▶ **Exercise goal**:
Check the records below line by line, and report how many lines include the string "input". No other words are needed.

▶ **Exercise data**:
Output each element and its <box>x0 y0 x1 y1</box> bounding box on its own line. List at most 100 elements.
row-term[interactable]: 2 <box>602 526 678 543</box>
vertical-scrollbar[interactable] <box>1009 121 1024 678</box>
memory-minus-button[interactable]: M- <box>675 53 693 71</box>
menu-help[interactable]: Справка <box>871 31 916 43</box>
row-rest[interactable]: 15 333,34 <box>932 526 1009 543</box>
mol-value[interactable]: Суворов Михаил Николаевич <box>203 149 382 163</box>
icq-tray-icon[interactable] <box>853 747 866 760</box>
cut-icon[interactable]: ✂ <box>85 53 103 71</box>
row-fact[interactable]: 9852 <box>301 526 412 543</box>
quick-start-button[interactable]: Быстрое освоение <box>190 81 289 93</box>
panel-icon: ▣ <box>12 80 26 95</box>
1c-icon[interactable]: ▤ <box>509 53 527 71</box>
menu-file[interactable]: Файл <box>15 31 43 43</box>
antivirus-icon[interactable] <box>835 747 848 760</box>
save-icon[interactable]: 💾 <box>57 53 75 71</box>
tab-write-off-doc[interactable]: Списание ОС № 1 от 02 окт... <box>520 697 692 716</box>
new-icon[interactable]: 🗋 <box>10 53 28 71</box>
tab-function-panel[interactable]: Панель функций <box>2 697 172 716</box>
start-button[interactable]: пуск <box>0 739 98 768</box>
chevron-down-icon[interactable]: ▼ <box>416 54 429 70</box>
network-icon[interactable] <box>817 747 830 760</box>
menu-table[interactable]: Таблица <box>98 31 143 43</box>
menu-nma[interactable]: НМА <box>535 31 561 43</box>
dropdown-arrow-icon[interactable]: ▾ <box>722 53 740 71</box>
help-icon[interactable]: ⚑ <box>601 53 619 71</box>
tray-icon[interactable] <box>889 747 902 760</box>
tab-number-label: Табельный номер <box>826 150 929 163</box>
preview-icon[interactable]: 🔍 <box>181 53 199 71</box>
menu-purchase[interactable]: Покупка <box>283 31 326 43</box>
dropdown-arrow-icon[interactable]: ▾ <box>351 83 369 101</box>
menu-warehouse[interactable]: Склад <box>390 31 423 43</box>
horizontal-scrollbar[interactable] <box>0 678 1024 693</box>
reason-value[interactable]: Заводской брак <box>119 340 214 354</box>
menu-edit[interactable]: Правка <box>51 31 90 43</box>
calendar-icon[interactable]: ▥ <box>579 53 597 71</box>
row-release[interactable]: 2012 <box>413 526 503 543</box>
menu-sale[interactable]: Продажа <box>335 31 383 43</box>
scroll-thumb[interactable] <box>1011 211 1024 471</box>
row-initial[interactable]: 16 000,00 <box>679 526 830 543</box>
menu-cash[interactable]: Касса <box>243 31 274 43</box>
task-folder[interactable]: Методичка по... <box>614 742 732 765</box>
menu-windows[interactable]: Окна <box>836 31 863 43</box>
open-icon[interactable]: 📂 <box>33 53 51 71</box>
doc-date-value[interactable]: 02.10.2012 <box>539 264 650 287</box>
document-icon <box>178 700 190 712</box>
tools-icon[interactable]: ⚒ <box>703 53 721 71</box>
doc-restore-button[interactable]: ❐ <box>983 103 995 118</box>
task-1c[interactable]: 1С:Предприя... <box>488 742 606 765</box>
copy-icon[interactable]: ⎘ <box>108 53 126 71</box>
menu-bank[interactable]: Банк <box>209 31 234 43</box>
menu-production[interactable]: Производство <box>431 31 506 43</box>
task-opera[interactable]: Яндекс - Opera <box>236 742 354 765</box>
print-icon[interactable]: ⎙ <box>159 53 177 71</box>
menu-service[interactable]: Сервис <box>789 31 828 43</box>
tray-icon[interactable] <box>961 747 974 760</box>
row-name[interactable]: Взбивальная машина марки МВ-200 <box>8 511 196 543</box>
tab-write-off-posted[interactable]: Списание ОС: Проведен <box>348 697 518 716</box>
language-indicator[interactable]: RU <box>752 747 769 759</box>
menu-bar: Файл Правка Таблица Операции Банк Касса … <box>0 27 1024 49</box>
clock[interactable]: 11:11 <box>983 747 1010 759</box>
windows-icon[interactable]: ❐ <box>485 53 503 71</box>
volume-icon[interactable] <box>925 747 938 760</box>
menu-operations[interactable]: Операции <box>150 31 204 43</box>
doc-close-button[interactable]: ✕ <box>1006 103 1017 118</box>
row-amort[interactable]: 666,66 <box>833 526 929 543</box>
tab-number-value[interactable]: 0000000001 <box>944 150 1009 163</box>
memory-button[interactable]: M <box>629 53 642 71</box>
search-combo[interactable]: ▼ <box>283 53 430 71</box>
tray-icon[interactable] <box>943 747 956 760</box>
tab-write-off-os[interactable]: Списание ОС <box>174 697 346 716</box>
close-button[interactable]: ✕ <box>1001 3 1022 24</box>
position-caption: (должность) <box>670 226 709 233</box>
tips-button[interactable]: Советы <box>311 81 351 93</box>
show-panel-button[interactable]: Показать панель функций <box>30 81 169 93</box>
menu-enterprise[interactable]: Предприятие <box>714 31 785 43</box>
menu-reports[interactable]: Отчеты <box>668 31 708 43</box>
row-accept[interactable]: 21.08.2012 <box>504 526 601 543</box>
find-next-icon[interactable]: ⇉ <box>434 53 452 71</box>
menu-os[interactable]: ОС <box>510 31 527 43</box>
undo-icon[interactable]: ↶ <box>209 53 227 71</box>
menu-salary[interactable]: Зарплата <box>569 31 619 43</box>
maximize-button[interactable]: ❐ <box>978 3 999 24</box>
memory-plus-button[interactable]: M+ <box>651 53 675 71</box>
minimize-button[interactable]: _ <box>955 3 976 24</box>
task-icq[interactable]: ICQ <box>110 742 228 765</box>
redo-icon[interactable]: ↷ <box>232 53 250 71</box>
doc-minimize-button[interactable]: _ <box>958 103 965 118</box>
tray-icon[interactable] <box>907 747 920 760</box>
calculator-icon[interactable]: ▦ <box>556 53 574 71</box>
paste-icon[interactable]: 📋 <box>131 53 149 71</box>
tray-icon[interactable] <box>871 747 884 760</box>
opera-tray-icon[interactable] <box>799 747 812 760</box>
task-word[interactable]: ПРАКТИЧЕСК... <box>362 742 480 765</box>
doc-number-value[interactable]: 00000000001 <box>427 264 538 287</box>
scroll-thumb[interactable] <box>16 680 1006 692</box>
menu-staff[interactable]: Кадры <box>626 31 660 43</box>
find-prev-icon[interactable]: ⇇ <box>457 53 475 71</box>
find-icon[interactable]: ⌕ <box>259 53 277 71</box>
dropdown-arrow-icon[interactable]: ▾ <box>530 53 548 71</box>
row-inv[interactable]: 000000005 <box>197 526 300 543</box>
==
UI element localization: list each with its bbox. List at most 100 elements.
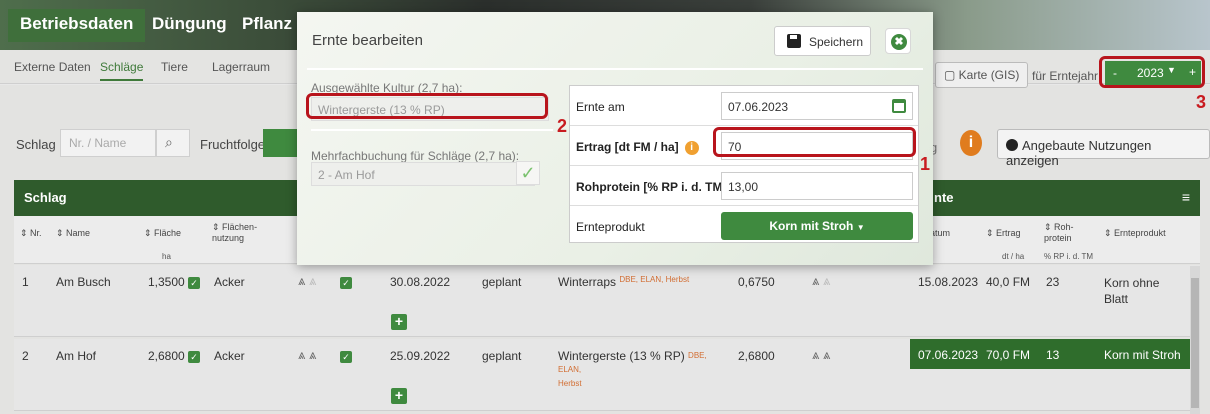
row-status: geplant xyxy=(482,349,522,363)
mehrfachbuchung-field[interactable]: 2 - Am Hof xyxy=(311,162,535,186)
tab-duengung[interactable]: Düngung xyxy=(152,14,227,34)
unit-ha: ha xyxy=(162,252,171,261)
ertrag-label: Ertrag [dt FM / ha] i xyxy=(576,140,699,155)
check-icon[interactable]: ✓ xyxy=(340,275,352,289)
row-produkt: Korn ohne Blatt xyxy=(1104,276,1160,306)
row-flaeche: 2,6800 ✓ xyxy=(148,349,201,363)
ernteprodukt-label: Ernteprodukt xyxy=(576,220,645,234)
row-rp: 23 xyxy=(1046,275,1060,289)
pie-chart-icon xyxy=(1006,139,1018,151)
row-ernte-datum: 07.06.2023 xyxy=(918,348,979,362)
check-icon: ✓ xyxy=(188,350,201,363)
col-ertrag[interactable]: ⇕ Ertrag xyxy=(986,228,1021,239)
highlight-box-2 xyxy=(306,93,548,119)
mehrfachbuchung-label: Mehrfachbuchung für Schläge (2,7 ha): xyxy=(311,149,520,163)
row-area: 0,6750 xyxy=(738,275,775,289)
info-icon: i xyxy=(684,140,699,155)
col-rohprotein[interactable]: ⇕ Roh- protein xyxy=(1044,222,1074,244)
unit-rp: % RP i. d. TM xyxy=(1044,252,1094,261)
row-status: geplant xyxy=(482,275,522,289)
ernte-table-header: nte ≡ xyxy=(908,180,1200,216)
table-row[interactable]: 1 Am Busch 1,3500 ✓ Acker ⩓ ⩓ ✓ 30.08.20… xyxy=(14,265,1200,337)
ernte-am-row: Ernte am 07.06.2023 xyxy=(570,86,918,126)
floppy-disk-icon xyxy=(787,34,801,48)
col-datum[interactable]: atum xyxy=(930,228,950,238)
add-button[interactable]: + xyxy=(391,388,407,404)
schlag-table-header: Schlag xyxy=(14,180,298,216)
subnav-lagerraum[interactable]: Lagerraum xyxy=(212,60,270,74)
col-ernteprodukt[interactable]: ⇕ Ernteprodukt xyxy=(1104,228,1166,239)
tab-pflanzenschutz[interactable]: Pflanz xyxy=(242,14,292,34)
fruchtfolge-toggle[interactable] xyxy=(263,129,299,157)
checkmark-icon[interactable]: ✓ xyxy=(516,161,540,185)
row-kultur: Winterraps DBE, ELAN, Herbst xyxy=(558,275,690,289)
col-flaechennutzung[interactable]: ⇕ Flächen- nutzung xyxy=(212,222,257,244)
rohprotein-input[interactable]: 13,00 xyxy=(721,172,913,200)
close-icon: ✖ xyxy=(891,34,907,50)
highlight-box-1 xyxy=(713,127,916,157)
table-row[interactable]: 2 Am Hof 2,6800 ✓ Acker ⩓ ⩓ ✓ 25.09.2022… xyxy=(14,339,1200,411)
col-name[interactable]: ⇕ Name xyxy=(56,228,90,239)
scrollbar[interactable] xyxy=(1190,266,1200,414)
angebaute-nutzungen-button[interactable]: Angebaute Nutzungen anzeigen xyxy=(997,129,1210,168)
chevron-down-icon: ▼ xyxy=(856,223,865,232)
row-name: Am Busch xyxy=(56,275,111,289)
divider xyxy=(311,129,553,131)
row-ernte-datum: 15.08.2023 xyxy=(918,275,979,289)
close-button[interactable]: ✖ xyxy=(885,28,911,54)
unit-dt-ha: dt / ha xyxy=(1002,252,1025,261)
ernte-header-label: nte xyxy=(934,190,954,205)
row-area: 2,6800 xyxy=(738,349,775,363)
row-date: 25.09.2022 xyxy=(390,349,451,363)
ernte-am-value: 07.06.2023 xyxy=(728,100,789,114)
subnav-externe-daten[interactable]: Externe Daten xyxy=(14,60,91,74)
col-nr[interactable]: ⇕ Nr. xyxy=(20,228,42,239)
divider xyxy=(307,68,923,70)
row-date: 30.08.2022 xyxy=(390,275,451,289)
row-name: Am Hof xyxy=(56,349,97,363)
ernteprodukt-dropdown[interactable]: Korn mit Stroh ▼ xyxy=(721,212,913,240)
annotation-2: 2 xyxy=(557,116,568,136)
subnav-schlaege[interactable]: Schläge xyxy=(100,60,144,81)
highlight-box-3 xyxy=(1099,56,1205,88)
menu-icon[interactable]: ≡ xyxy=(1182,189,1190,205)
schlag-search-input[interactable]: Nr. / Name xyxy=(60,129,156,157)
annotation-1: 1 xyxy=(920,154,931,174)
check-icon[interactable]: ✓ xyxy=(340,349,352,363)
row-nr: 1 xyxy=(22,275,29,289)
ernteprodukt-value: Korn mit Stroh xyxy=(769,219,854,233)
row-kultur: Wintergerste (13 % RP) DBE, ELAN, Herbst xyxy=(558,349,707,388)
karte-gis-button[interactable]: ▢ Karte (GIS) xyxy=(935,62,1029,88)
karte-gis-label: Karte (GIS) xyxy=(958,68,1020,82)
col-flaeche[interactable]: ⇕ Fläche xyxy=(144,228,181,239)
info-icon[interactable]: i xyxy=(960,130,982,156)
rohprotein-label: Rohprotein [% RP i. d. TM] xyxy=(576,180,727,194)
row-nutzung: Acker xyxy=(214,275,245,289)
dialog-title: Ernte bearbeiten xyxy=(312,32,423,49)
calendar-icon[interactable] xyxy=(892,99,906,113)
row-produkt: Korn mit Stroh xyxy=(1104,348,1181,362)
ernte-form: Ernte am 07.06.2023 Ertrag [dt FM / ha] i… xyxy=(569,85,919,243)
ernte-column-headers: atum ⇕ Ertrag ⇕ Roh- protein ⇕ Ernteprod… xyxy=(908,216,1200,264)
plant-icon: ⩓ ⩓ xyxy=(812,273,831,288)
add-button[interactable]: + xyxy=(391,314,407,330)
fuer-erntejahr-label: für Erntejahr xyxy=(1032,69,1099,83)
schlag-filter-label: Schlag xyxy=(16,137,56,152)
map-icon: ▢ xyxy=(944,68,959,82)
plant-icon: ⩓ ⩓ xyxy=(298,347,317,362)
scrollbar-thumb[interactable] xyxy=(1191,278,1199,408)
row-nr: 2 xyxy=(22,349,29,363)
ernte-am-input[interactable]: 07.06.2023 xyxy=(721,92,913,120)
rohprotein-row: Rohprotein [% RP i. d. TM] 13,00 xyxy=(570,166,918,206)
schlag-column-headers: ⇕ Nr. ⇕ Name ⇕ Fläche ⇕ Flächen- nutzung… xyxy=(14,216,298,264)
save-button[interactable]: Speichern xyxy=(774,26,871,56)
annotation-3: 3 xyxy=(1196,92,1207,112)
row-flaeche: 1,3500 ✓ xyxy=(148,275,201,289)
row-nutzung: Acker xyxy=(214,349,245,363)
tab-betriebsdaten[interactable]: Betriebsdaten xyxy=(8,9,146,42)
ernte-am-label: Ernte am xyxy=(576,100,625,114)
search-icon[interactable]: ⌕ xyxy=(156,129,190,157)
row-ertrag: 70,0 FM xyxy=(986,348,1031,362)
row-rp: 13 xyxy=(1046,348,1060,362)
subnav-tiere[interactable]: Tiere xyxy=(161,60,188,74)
==
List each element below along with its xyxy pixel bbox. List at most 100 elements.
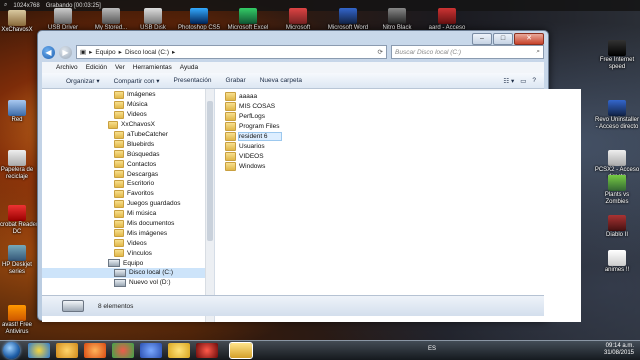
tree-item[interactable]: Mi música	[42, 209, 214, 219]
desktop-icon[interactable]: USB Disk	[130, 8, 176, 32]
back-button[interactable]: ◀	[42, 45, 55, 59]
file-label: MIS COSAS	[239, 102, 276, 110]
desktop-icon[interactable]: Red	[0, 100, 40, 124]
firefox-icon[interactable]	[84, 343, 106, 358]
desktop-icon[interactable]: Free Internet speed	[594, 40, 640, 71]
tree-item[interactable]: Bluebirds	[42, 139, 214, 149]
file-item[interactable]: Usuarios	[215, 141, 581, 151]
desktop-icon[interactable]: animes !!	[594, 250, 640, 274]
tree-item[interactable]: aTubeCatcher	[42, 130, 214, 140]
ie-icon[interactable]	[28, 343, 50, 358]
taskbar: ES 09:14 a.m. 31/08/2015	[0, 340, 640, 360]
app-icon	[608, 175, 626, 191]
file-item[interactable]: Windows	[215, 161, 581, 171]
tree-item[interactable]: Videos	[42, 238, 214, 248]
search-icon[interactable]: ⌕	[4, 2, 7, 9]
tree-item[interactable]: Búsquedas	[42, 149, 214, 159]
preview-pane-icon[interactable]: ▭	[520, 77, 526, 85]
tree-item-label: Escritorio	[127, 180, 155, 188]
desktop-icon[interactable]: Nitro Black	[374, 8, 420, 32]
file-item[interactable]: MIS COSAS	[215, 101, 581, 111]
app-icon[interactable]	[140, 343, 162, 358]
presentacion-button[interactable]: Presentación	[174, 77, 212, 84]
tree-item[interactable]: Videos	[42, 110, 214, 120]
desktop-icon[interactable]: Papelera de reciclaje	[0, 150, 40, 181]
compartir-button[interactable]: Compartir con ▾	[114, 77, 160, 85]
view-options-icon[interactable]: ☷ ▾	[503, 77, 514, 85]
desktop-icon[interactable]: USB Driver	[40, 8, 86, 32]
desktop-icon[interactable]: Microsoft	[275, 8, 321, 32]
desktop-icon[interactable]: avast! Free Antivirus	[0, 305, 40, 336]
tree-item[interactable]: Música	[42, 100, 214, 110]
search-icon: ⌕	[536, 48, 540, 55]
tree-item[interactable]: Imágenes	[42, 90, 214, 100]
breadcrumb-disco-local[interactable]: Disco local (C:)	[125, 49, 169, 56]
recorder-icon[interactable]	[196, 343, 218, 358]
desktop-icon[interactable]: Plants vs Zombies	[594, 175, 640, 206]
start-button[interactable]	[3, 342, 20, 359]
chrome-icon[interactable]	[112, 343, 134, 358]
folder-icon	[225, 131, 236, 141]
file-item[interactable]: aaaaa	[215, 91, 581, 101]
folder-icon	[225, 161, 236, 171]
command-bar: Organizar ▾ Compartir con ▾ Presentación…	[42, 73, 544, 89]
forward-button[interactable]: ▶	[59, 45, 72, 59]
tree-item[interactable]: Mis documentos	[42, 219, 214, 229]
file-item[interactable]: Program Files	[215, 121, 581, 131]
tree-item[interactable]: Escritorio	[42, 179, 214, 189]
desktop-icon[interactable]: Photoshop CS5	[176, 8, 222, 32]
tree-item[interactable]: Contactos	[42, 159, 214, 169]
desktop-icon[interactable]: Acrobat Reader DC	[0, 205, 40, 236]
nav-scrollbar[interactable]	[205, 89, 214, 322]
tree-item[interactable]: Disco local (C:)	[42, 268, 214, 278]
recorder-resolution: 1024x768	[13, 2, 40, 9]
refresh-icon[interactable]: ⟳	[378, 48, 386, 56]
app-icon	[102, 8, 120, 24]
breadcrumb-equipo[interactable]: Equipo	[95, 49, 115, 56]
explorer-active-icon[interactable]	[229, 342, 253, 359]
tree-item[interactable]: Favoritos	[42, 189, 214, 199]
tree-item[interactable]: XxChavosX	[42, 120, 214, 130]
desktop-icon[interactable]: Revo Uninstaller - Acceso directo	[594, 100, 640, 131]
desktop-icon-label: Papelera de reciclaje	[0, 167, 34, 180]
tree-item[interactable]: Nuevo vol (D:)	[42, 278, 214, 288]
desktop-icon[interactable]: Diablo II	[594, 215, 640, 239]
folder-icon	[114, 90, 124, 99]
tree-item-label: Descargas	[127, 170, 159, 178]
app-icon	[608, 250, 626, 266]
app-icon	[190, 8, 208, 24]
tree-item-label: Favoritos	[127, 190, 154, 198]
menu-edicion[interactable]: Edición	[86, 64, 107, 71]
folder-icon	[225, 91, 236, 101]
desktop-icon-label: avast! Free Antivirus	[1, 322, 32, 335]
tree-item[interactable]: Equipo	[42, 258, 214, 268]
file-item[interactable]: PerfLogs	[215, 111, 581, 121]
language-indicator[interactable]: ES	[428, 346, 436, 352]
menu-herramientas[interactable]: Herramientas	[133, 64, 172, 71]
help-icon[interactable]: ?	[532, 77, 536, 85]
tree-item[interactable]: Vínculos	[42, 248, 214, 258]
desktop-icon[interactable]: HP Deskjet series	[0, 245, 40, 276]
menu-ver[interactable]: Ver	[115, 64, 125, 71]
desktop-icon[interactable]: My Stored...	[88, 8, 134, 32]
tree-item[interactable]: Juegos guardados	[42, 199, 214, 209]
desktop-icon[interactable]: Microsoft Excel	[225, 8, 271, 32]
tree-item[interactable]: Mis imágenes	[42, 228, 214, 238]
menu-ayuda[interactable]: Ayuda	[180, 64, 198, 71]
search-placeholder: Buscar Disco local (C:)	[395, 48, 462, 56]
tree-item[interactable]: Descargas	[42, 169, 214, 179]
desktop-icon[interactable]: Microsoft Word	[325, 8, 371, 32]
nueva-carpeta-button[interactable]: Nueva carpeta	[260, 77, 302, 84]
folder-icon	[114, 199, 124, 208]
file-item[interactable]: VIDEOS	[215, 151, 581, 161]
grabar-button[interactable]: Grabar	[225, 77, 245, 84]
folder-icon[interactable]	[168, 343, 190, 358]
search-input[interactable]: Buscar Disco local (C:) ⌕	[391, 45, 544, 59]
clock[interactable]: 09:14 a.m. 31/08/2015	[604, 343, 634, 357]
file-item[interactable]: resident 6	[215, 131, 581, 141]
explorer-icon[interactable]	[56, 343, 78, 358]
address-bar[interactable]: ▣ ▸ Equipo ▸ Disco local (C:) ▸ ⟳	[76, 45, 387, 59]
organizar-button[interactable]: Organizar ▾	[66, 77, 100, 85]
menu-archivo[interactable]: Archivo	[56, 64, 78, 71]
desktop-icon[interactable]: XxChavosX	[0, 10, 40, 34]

▶ **Reply**:
4